[Stored records]
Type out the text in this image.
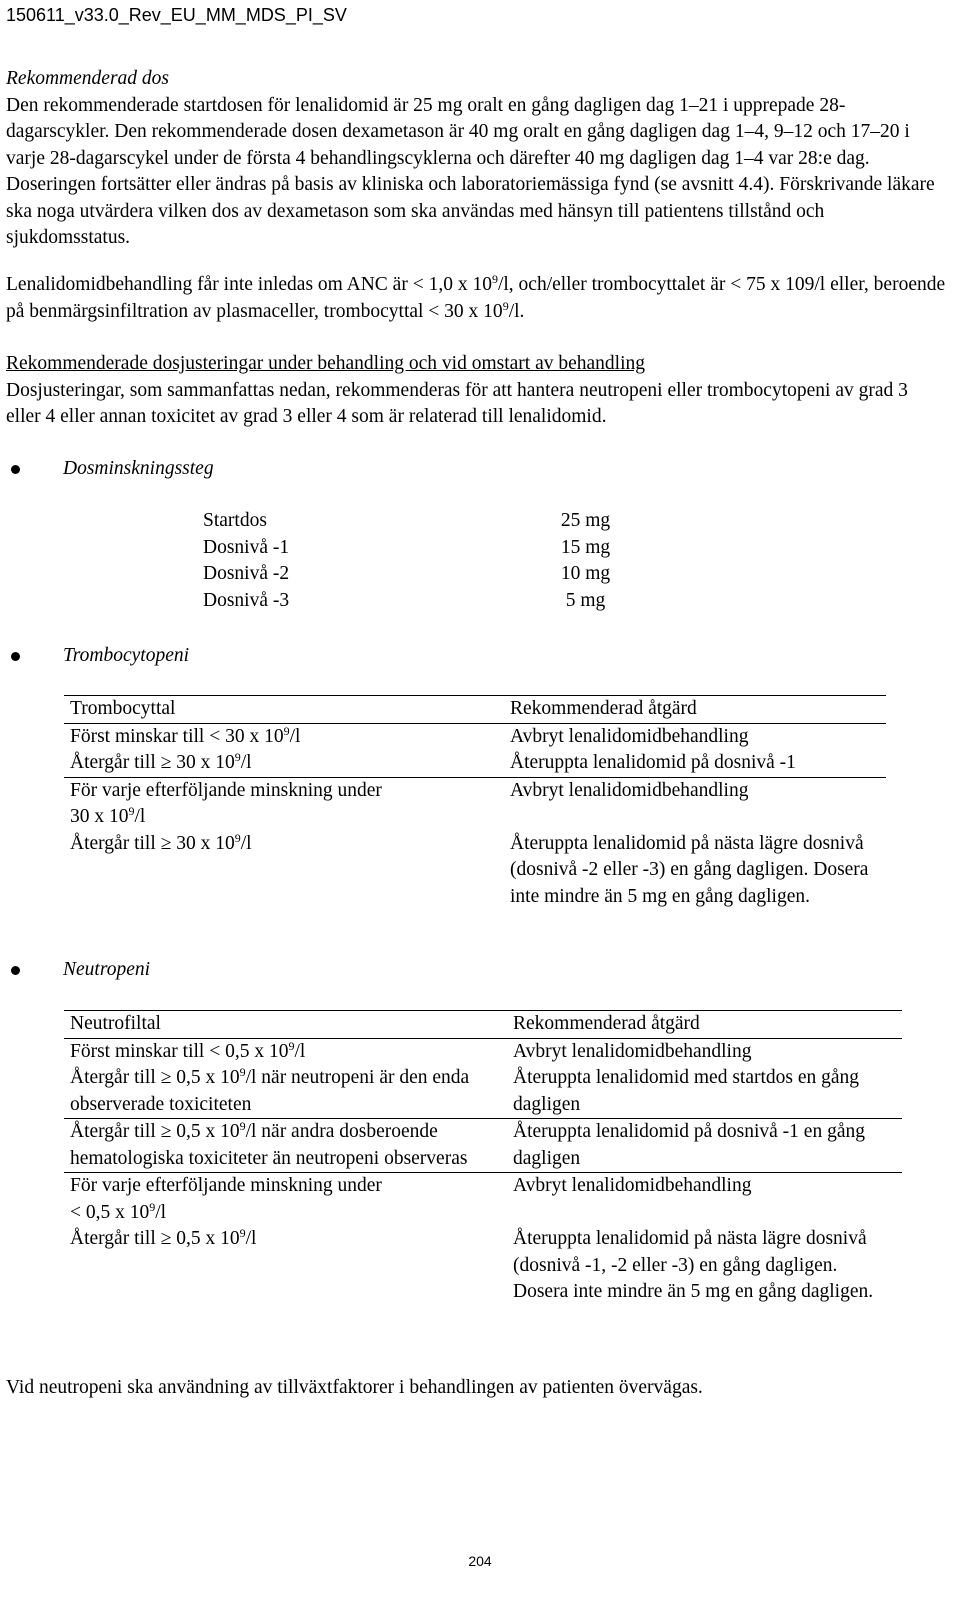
150611_v33.0_Rev_EU_MM_MDS_PI_SV
Rekommenderad dos
Den rekommenderade startdosen för lenalidomid är 25 mg oralt en gång dagligen dag 1–21 i upprepade 28-dagarscykler. Den rekommenderade dosen dexametason är 40 mg oralt en gång dagligen dag 1–4, 9–12 och 17–20 i varje 28-dagarscykel under de första 4 behandlingscyklerna och därefter 40 mg dagligen dag 1–4 var 28:e dag. Doseringen fortsätter eller ändras på basis av kliniska och laboratoriemässiga fynd (se avsnitt 4.4). Förskrivande läkare ska noga utvärdera vilken dos av dexametason som ska användas med hänsyn till patientens tillstånd och sjukdomsstatus.
Lenalidomidbehandling får inte inledas om ANC är < 1,0 x $10^9/l$, och/eller trombocyttalet är < 75 x 109/l eller, beroende på benmärgsinfiltration av plasmaceller, trombocyttal < 30 x $10^9/l$.
Rekommenderade dosjusteringar under behandling och vid omstart av behandling
Dosjusteringar, som sammanfattas nedan, rekommenderas för att hantera neutropeni eller trombocytopeni av grad 3 eller 4 eller annan toxicitet av grad 3 eller 4 som är relaterad till lenalidomid.
Dosminskningssteg
Startdos	25 mg
Dosnivå -1	15 mg
Dosnivå -2	10 mg
Dosnivå -3	5 mg
Trombocytopeni
Trombocyttal	Rekommenderad åtgärd
Först minskar till < 30 x $10^9/l$	Avbryt lenalidomidbehandling
Återgår till ≥ 30 x $10^9/l$	Återuppta lenalidomid på dosnivå -1

För varje efterföljande minskning under
30 x $10^9/l$	Avbryt lenalidomidbehandling
Återgår till ≥ 30 x $10^9/l$	Återuppta lenalidomid på nästa lägre dosnivå (dosnivå -2 eller -3) en gång dagligen. Dosera inte mindre än 5 mg en gång dagligen.
Neutropeni
Neutrofiltal	Rekommenderad åtgärd
Först minskar till < 0,5 x $10^9/l$	Avbryt lenalidomidbehandling
Återgår till ≥ 0,5 x $10^9/l$ när neutropeni är den enda observerade toxiciteten	Återuppta lenalidomid med startdos en gång dagligen
Återgår till ≥ 0,5 x $10^9/l$ när andra dosberoende hematologiska toxiciteter än neutropeni observeras	Återuppta lenalidomid på dosnivå -1 en gång dagligen

För varje efterföljande minskning under
< 0,5 x $10^9/l$	Avbryt lenalidomidbehandling
Återgår till ≥ 0,5 x $10^9/l$	Återuppta lenalidomid på nästa lägre dosnivå (dosnivå -1, -2 eller -3) en gång dagligen. Dosera inte mindre än 5 mg en gång dagligen.
Vid neutropeni ska användning av tillväxtfaktorer i behandlingen av patienten övervägas.
204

## SHORT PROBLEM
Pick out the lines containing the string "Dosera" and show them.

## ANSWER TO THIS TASK
Återgår till ≥ 30 x $10^9/l$	Återuppta lenalidomid på nästa lägre dosnivå (dosnivå -2 eller -3) en gång dagligen. Dosera inte mindre än 5 mg en gång dagligen.
Återgår till ≥ 0,5 x $10^9/l$	Återuppta lenalidomid på nästa lägre dosnivå (dosnivå -1, -2 eller -3) en gång dagligen. Dosera inte mindre än 5 mg en gång dagligen.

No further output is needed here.